## TASK BRIEF
Quote, verbatim, all material below, without pictures.

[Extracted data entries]
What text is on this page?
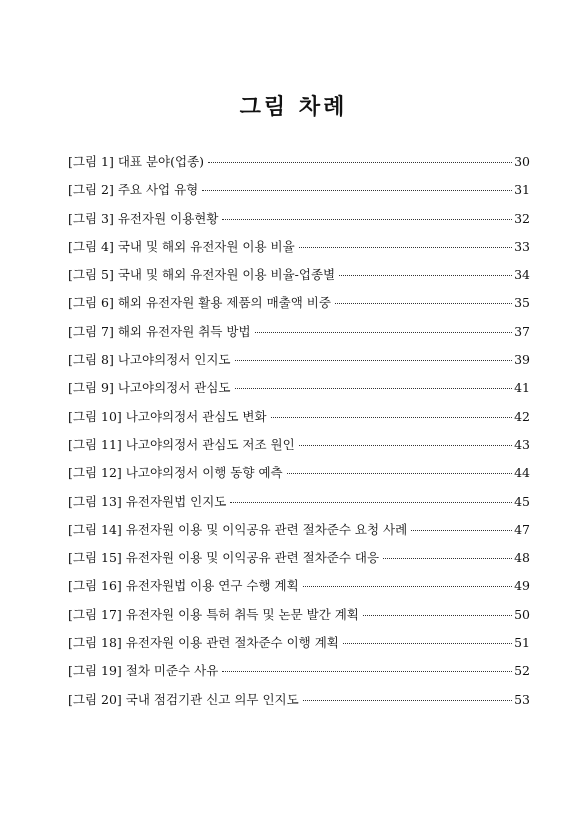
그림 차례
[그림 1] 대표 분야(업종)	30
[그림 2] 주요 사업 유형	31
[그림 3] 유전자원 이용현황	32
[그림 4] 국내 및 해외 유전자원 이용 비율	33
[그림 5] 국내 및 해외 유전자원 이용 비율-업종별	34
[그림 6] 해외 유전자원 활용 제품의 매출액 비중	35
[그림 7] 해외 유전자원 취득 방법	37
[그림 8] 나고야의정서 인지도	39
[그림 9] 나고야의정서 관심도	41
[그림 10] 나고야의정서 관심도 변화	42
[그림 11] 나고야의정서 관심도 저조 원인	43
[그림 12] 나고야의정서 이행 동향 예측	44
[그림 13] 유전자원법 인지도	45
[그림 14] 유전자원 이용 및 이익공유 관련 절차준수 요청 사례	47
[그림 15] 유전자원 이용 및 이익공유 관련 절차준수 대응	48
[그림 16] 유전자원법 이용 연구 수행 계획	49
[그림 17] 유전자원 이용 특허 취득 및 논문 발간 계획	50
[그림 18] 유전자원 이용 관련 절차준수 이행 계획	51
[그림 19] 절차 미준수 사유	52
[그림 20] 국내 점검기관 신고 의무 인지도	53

## RESULT BELOW
What text is on this page?
그림 차례
[그림 1] 대표 분야(업종)	30
[그림 2] 주요 사업 유형	31
[그림 3] 유전자원 이용현황	32
[그림 4] 국내 및 해외 유전자원 이용 비율	33
[그림 5] 국내 및 해외 유전자원 이용 비율-업종별	34
[그림 6] 해외 유전자원 활용 제품의 매출액 비중	35
[그림 7] 해외 유전자원 취득 방법	37
[그림 8] 나고야의정서 인지도	39
[그림 9] 나고야의정서 관심도	41
[그림 10] 나고야의정서 관심도 변화	42
[그림 11] 나고야의정서 관심도 저조 원인	43
[그림 12] 나고야의정서 이행 동향 예측	44
[그림 13] 유전자원법 인지도	45
[그림 14] 유전자원 이용 및 이익공유 관련 절차준수 요청 사례	47
[그림 15] 유전자원 이용 및 이익공유 관련 절차준수 대응	48
[그림 16] 유전자원법 이용 연구 수행 계획	49
[그림 17] 유전자원 이용 특허 취득 및 논문 발간 계획	50
[그림 18] 유전자원 이용 관련 절차준수 이행 계획	51
[그림 19] 절차 미준수 사유	52
[그림 20] 국내 점검기관 신고 의무 인지도	53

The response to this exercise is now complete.